Text block Block Start


     (Some time before that I drove from West Germany to Berlin. I had to pass a DDR border station. Vopos (Volkspolizei) with hard faces and raw commands: “Your passport! Sit there! Wait!” No “please”, “thank you” or “excuse me”. Like the Nazis in Hollywood movies. Same uniform, same peaked caps, same behavior, same everything.

     Some days after the fall of the wall I passed there again. The same policemen were still there, but they were unrecognizable. Smiles from ear to ear. Unbounded civility. Please, Sir. Thank you, Sir. Would you please, Sir. Just a moment, Sir. Obviously not only walls are reversible, people are reversible, too.)

     There is, of course, an important distinction between the German and the Israeli wall. East Germany had a border fixed by international agreement (between the Soviet Union and the Western allies at the end of World War II). The wall was built entirely on this line. Its path was self-evident. But here there is no agreement, no border, no self-evident path. Everything is determined by anonymous planners.

     It is easy to imagine them sitting in their air-conditioned offices, a map spread out before them. A very special map, because it shows only Jewish settlements and bypass roads. The Palestinian towns and villages do not appear on it at all. As if the ethnic cleansing, that so many in Israel (and in the Sharon government) are longing for, had already happened.

     That is what’s so special about this Wall: it is inhuman. The planners have completely ignored the existence of (non-Jewish) human beings. They took into account hills and valleys, settlements and bypass roads. But they totally ignored the Palestinian neighborhoods and villages, their inhabitants and their fields. As if they did not exist.

Text block Block End
Supplied data Block Start

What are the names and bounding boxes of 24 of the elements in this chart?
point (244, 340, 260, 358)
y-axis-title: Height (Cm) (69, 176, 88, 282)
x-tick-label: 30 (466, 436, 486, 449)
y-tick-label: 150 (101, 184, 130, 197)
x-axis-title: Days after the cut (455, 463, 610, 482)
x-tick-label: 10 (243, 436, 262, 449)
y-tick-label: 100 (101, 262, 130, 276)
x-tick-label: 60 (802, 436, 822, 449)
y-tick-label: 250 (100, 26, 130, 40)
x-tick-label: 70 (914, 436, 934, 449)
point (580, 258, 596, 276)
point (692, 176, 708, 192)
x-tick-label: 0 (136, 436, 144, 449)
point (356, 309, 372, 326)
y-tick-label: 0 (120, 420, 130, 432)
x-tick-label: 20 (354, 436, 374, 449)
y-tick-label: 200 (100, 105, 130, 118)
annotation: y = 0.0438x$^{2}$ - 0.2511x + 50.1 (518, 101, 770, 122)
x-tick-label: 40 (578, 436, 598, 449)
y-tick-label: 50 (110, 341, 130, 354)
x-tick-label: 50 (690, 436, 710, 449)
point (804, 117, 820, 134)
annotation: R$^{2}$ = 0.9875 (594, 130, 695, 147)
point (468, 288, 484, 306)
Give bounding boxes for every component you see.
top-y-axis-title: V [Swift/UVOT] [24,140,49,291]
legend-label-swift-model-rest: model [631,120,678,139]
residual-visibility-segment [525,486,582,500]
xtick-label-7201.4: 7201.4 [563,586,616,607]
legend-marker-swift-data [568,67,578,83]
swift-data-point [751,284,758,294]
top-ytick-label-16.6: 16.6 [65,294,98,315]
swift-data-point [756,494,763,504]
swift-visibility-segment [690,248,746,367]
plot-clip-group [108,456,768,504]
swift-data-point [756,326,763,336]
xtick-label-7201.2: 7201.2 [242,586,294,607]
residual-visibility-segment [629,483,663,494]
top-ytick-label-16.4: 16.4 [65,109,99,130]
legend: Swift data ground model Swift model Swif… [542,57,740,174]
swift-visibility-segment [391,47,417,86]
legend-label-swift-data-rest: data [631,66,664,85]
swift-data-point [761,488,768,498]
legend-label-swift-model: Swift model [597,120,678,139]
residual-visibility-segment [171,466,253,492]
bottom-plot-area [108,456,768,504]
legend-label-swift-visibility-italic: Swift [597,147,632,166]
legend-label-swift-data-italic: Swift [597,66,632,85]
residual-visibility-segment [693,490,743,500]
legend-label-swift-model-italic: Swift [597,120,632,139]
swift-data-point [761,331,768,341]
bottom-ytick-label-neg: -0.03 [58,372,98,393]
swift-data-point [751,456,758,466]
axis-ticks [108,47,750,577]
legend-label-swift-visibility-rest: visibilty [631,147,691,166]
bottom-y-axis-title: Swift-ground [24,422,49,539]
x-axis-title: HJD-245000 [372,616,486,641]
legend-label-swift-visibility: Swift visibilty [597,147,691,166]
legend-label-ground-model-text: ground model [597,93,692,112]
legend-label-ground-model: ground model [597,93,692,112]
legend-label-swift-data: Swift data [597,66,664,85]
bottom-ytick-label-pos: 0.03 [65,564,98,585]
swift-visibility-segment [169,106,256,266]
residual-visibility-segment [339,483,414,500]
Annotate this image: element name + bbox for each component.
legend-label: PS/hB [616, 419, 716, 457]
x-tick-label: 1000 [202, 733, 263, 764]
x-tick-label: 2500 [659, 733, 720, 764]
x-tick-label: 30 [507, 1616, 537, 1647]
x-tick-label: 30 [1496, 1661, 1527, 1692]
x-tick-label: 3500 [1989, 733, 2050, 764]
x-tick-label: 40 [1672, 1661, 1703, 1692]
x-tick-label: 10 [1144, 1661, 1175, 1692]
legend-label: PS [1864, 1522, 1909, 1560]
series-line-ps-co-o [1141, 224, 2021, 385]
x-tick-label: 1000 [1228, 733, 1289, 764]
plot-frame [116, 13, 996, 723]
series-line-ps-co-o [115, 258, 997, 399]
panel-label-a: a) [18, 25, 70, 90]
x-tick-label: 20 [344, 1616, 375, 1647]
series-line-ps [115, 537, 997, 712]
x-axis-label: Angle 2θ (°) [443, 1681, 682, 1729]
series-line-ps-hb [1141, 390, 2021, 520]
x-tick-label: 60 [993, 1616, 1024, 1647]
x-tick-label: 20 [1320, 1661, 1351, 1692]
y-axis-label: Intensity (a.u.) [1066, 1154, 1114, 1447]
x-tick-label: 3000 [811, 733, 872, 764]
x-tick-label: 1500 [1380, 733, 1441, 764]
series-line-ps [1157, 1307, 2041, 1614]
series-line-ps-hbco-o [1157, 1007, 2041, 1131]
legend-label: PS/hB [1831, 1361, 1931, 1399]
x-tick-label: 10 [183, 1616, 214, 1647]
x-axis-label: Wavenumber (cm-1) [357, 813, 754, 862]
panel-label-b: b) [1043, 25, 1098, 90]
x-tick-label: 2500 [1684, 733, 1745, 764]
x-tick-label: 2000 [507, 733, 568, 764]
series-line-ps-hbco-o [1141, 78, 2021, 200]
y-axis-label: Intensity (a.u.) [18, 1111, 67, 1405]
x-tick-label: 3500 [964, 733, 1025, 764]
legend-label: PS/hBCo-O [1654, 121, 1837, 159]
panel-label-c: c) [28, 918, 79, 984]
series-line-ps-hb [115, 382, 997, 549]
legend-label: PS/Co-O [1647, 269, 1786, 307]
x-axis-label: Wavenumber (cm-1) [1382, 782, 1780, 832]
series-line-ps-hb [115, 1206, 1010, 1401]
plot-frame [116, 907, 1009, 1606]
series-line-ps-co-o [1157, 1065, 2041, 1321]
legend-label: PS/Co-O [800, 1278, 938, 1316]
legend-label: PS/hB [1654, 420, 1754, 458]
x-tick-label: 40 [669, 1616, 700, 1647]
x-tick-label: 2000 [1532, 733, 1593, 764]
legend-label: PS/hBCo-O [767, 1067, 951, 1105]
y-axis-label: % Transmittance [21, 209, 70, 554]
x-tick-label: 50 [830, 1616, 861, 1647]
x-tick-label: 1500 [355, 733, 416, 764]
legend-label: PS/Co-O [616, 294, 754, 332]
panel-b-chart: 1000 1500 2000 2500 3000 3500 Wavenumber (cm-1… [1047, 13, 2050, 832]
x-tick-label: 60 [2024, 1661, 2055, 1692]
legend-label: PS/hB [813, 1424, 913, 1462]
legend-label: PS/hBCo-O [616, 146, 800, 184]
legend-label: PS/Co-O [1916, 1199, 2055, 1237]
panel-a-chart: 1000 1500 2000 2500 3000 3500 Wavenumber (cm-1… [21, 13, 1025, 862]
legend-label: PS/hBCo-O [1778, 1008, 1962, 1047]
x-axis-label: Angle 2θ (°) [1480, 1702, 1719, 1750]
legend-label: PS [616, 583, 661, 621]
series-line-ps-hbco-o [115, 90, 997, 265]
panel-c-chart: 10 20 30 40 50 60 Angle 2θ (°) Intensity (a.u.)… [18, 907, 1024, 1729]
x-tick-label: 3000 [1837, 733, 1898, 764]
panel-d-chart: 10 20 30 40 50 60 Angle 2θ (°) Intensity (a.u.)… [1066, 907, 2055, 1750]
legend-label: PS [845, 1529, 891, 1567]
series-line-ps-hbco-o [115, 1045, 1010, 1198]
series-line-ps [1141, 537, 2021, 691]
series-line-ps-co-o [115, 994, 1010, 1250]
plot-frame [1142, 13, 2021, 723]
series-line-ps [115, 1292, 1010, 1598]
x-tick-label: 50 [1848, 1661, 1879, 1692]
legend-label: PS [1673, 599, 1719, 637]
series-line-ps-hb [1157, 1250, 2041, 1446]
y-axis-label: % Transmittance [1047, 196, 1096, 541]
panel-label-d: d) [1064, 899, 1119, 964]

Supplied data Block End

**Brief 1**
In the text on the German and Israeli walls, why was the path of the German wall self-evident? Answer in one to three sentences.
**Brief 2**
Answer these questions from the text on the German and Israeli walls:
(a) What did the Vopos order at the DDR border station?
(b) What were the policemen like when the writer passed there again some days after the fall of the wall?
(c) What does the planners' map show?
**Brief 3**
Carry on the text on the German and Israeli walls from its last sentence.

**Your response 1**
East Germany had a border fixed by international agreement between the Soviet Union and the Western allies at the end of World War II. The wall was built entirely on that line, so its path was self-evident.

**Your response 2**
(a) "Your passport! Sit there! Wait!"
(b) They were unrecognizable, with smiles from ear to ear and unbounded civility.
(c) Only Jewish settlements and bypass roads.

**Your response 3**
     And so the Wall stands between children and their school, between students and their university, between patients and their doctor, between parents and their children, between villages and their wells, between peasants and their fields. Like a big armored bulldozer that crashes into a village and crushes and destroys everything in its path without faltering, the Wall cuts thousands of the thin threads that constitute the fabric of people’s daily lives, as if they weren’t there.

     For the planners, these lives simply do not exist. The country is empty of non-Jews. At the beginning of the 21st century they act in accordance to the Zionist slogan that was current at the end of the 19th : “A land without a people for a people without a land”.

     Indeed, the idea of the wall is rooted deep in the Zionist consciousness and has accompanied it right from the beginning. In his book “Der Judenstaat” that gave birth to the modern Zionist movement, Theodor Herzl was already writing: “In Palestine we shall constitute a part of the wall of Europe against Asia … an outpost of culture against barbarism.” More than a hundred years later, Sharon’s wall expresses exactly the same outlook.

     Outsiders won’t understand this. Yasser Arafat told me this week that Abu-Mazen, on his recent visit to the United States, showed President Bush a map of the Wall. Bush was shocked. He shook the map before the Vice President, Dick Cheney, and cried: “What’s this? Where is the Palestinian State?”

     By its very existence the wall seems to express power. It announces: “We are mighty. We can do whatever we want. We shall imprison the Palestinians in little enclaves and cut them off from the world.” But that is make-believe. In reality, the Wall expresses ancient Jewish fears. In the Middle Ages, the Jews surrounded themselves with walls in order to feel safe, long before they were obliged to live in ghettoes.

     A State that surrounds itself with a Wall is nothing but a ghetto-state. A strong ghetto, for sure, an armed ghetto, a ghetto that frightens everybody in the neighborhood, - but a ghetto, nevertheless, that feels save only behind walls and barbed wire and watchtowers.

     We shall not achieve peace unless we overcome this ghetto mentality. And first of all, we must get rid of the Wall.